ENTRIES SHOWN:
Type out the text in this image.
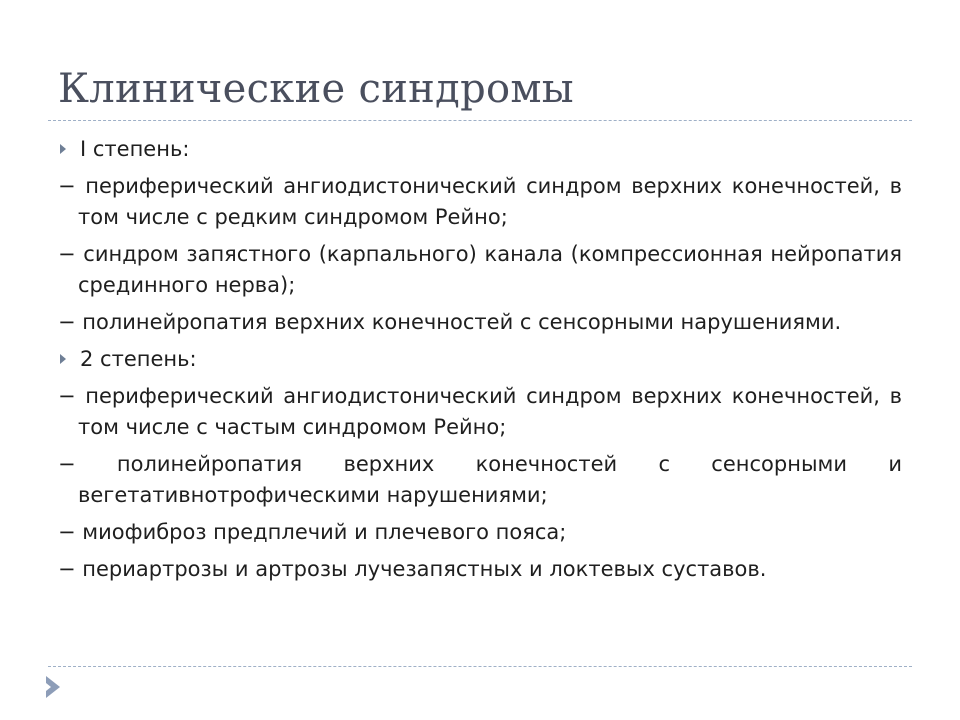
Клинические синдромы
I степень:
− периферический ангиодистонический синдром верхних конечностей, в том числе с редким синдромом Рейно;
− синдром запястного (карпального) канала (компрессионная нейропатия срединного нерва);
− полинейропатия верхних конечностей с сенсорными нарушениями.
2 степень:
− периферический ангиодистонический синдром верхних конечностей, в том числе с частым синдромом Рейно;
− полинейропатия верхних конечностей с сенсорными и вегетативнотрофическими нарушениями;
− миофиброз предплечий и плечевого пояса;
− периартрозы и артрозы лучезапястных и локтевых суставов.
...
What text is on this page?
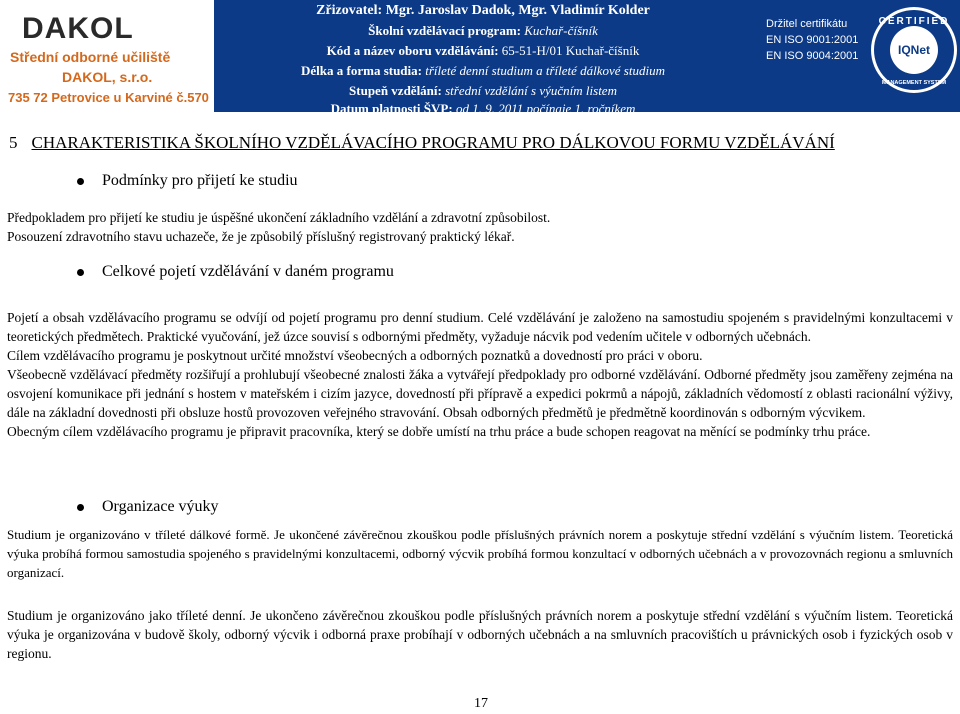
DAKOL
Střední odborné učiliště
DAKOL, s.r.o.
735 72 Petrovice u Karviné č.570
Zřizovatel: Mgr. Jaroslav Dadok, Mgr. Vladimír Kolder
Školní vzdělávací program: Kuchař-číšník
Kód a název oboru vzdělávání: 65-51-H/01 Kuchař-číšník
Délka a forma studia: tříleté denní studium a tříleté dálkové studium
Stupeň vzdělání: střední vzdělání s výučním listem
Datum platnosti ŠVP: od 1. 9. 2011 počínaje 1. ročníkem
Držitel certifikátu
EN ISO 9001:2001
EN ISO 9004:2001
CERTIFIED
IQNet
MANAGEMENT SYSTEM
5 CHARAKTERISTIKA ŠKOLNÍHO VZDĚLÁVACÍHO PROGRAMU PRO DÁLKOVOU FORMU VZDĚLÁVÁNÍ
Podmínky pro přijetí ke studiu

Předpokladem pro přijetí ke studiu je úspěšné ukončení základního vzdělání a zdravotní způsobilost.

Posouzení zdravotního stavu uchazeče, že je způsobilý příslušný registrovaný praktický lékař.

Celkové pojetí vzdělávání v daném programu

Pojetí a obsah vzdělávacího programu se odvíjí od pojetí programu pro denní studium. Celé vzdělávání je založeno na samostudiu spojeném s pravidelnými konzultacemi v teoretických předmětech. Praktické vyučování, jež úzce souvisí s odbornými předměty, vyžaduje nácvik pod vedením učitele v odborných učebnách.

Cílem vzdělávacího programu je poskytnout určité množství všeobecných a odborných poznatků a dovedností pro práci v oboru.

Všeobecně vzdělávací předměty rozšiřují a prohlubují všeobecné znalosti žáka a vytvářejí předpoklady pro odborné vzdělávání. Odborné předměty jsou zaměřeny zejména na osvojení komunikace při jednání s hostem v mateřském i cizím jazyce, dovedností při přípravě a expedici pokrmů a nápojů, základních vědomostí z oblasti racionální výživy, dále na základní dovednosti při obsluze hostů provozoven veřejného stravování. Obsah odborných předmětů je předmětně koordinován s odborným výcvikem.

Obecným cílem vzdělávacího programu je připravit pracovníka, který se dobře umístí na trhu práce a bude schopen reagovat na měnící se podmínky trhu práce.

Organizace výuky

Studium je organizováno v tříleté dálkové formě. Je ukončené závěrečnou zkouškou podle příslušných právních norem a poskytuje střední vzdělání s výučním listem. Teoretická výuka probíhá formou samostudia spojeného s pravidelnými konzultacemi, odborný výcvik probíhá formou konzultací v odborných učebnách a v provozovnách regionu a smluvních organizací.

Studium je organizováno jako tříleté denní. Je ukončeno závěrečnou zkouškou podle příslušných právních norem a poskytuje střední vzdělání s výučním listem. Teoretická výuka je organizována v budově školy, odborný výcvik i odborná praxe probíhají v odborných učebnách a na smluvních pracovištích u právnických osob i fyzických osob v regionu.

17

WHAT IS REQUIRED: Which lines above hold the word "полинейропатия"? Copy each of them.

COMPLETED EXERCISE:
− полинейропатия верхних конечностей с сенсорными нарушениями.
− полинейропатия верхних конечностей с сенсорными и вегетативнотрофическими нарушениями;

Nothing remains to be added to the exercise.